# [Direction]
Restate, word for word, every line of the data.

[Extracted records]
## Start

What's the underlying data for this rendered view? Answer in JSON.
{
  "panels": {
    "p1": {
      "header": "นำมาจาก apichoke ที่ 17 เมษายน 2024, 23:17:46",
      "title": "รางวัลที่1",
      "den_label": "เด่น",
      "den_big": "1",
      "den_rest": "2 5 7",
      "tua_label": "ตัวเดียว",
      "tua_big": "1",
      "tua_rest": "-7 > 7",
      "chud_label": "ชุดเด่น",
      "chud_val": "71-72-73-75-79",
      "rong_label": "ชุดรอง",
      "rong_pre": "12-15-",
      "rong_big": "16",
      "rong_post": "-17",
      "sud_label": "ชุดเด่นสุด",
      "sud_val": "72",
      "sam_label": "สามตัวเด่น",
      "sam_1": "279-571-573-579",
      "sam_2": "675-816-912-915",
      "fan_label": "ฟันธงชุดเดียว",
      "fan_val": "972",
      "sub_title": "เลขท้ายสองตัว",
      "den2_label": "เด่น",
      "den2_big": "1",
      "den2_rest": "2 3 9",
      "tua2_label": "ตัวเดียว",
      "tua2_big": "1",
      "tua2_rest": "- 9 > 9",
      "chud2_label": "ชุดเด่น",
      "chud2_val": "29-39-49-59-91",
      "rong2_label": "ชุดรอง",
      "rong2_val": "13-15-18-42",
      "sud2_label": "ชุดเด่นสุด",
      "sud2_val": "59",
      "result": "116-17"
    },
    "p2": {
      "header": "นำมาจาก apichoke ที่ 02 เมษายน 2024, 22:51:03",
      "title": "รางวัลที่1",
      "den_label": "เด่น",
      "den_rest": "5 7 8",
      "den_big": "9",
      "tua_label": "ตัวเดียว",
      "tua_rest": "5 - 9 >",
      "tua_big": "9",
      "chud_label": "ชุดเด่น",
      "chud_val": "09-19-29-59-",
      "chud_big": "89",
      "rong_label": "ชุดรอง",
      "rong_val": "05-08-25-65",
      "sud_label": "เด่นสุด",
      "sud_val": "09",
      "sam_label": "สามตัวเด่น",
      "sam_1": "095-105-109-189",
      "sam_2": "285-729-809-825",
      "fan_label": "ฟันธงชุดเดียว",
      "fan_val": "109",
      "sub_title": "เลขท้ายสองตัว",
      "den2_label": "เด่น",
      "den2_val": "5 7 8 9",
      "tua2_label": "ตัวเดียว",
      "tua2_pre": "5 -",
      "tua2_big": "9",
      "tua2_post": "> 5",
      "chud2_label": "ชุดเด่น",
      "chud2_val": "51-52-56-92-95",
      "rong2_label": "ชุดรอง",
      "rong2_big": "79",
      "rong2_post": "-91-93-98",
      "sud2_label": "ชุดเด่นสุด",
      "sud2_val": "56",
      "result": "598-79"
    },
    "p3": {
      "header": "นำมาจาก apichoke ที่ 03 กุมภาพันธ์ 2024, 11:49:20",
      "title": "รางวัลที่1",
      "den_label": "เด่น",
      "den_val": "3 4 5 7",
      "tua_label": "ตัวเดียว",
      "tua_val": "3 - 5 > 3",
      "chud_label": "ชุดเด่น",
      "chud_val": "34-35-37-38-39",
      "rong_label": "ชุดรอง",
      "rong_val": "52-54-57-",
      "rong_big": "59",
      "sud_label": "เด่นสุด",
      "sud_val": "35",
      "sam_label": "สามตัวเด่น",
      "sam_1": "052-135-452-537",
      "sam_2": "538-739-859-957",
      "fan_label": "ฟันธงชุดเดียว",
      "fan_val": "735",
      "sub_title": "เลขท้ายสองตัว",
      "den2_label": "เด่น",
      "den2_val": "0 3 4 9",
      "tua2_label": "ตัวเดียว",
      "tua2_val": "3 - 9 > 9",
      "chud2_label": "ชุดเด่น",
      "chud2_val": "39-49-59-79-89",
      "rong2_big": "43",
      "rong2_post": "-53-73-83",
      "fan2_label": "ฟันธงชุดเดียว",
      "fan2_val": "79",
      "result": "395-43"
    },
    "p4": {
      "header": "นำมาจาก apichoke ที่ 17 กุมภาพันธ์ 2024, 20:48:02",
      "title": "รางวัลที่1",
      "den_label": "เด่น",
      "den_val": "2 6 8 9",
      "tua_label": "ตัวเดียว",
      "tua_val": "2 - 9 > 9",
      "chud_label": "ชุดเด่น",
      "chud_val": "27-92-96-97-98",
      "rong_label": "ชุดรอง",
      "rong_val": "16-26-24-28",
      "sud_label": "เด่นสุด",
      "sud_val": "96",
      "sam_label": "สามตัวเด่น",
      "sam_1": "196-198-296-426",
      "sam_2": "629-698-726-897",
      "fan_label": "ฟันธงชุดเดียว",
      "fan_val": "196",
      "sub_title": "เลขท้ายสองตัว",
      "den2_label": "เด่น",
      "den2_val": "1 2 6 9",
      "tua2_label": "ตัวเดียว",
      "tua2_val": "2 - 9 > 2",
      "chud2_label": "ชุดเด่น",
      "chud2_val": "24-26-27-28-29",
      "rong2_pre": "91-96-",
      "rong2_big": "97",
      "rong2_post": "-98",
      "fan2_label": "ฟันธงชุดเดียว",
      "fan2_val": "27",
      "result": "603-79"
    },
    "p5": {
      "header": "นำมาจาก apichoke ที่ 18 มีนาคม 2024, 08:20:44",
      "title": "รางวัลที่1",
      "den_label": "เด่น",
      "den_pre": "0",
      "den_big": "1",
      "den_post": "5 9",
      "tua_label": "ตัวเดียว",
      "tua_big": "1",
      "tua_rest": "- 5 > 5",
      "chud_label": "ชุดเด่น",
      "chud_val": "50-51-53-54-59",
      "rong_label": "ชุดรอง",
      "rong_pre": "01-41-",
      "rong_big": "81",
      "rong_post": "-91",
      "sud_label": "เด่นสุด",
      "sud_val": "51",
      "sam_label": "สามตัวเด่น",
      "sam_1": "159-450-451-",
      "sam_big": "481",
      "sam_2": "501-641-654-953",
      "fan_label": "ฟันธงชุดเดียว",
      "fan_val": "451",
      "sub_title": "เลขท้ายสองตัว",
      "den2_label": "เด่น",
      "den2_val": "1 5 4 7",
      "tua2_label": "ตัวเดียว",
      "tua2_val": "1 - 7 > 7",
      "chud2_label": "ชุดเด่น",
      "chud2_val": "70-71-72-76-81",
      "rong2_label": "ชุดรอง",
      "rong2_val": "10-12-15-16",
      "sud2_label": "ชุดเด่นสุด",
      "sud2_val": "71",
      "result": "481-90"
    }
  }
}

## End

# [Reply]
What's the underlying data for this rendered view? Answer in JSON.
{
  "panels": {
    "p1": {
      "header": "นำมาจาก apichoke ที่ 17 เมษายน 2024, 23:17:46",
      "title": "รางวัลที่1",
      "den_label": "เด่น",
      "den_big": "1",
      "den_rest": "2 5 7",
      "tua_label": "ตัวเดียว",
      "tua_big": "1",
      "tua_rest": "-7 > 7",
      "chud_label": "ชุดเด่น",
      "chud_val": "71-72-73-75-79",
      "rong_label": "ชุดรอง",
      "rong_pre": "12-15-",
      "rong_big": "16",
      "rong_post": "-17",
      "sud_label": "ชุดเด่นสุด",
      "sud_val": "72",
      "sam_label": "สามตัวเด่น",
      "sam_1": "279-571-573-579",
      "sam_2": "675-816-912-915",
      "fan_label": "ฟันธงชุดเดียว",
      "fan_val": "972",
      "sub_title": "เลขท้ายสองตัว",
      "den2_label": "เด่น",
      "den2_big": "1",
      "den2_rest": "2 3 9",
      "tua2_label": "ตัวเดียว",
      "tua2_big": "1",
      "tua2_rest": "- 9 > 9",
      "chud2_label": "ชุดเด่น",
      "chud2_val": "29-39-49-59-91",
      "rong2_label": "ชุดรอง",
      "rong2_val": "13-15-18-42",
      "sud2_label": "ชุดเด่นสุด",
      "sud2_val": "59",
      "result": "116-17"
    },
    "p2": {
      "header": "นำมาจาก apichoke ที่ 02 เมษายน 2024, 22:51:03",
      "title": "รางวัลที่1",
      "den_label": "เด่น",
      "den_rest": "5 7 8",
      "den_big": "9",
      "tua_label": "ตัวเดียว",
      "tua_rest": "5 - 9 >",
      "tua_big": "9",
      "chud_label": "ชุดเด่น",
      "chud_val": "09-19-29-59-",
      "chud_big": "89",
      "rong_label": "ชุดรอง",
      "rong_val": "05-08-25-65",
      "sud_label": "เด่นสุด",
      "sud_val": "09",
      "sam_label": "สามตัวเด่น",
      "sam_1": "095-105-109-189",
      "sam_2": "285-729-809-825",
      "fan_label": "ฟันธงชุดเดียว",
      "fan_val": "109",
      "sub_title": "เลขท้ายสองตัว",
      "den2_label": "เด่น",
      "den2_val": "5 7 8 9",
      "tua2_label": "ตัวเดียว",
      "tua2_pre": "5 -",
      "tua2_big": "9",
      "tua2_post": "> 5",
      "chud2_label": "ชุดเด่น",
      "chud2_val": "51-52-56-92-95",
      "rong2_label": "ชุดรอง",
      "rong2_big": "79",
      "rong2_post": "-91-93-98",
      "sud2_label": "ชุดเด่นสุด",
      "sud2_val": "56",
      "result": "598-79"
    },
    "p3": {
      "header": "นำมาจาก apichoke ที่ 03 กุมภาพันธ์ 2024, 11:49:20",
      "title": "รางวัลที่1",
      "den_label": "เด่น",
      "den_val": "3 4 5 7",
      "tua_label": "ตัวเดียว",
      "tua_val": "3 - 5 > 3",
      "chud_label": "ชุดเด่น",
      "chud_val": "34-35-37-38-39",
      "rong_label": "ชุดรอง",
      "rong_val": "52-54-57-",
      "rong_big": "59",
      "sud_label": "เด่นสุด",
      "sud_val": "35",
      "sam_label": "สามตัวเด่น",
      "sam_1": "052-135-452-537",
      "sam_2": "538-739-859-957",
      "fan_label": "ฟันธงชุดเดียว",
      "fan_val": "735",
      "sub_title": "เลขท้ายสองตัว",
      "den2_label": "เด่น",
      "den2_val": "0 3 4 9",
      "tua2_label": "ตัวเดียว",
      "tua2_val": "3 - 9 > 9",
      "chud2_label": "ชุดเด่น",
      "chud2_val": "39-49-59-79-89",
      "rong2_big": "43",
      "rong2_post": "-53-73-83",
      "fan2_label": "ฟันธงชุดเดียว",
      "fan2_val": "79",
      "result": "395-43"
    },
    "p4": {
      "header": "นำมาจาก apichoke ที่ 17 กุมภาพันธ์ 2024, 20:48:02",
      "title": "รางวัลที่1",
      "den_label": "เด่น",
      "den_val": "2 6 8 9",
      "tua_label": "ตัวเดียว",
      "tua_val": "2 - 9 > 9",
      "chud_label": "ชุดเด่น",
      "chud_val": "27-92-96-97-98",
      "rong_label": "ชุดรอง",
      "rong_val": "16-26-24-28",
      "sud_label": "เด่นสุด",
      "sud_val": "96",
      "sam_label": "สามตัวเด่น",
      "sam_1": "196-198-296-426",
      "sam_2": "629-698-726-897",
      "fan_label": "ฟันธงชุดเดียว",
      "fan_val": "196",
      "sub_title": "เลขท้ายสองตัว",
      "den2_label": "เด่น",
      "den2_val": "1 2 6 9",
      "tua2_label": "ตัวเดียว",
      "tua2_val": "2 - 9 > 2",
      "chud2_label": "ชุดเด่น",
      "chud2_val": "24-26-27-28-29",
      "rong2_pre": "91-96-",
      "rong2_big": "97",
      "rong2_post": "-98",
      "fan2_label": "ฟันธงชุดเดียว",
      "fan2_val": "27",
      "result": "603-79"
    },
    "p5": {
      "header": "นำมาจาก apichoke ที่ 18 มีนาคม 2024, 08:20:44",
      "title": "รางวัลที่1",
      "den_label": "เด่น",
      "den_pre": "0",
      "den_big": "1",
      "den_post": "5 9",
      "tua_label": "ตัวเดียว",
      "tua_big": "1",
      "tua_rest": "- 5 > 5",
      "chud_label": "ชุดเด่น",
      "chud_val": "50-51-53-54-59",
      "rong_label": "ชุดรอง",
      "rong_pre": "01-41-",
      "rong_big": "81",
      "rong_post": "-91",
      "sud_label": "เด่นสุด",
      "sud_val": "51",
      "sam_label": "สามตัวเด่น",
      "sam_1": "159-450-451-",
      "sam_big": "481",
      "sam_2": "501-641-654-953",
      "fan_label": "ฟันธงชุดเดียว",
      "fan_val": "451",
      "sub_title": "เลขท้ายสองตัว",
      "den2_label": "เด่น",
      "den2_val": "1 5 4 7",
      "tua2_label": "ตัวเดียว",
      "tua2_val": "1 - 7 > 7",
      "chud2_label": "ชุดเด่น",
      "chud2_val": "70-71-72-76-81",
      "rong2_label": "ชุดรอง",
      "rong2_val": "10-12-15-16",
      "sud2_label": "ชุดเด่นสุด",
      "sud2_val": "71",
      "result": "481-90"
    }
  }
}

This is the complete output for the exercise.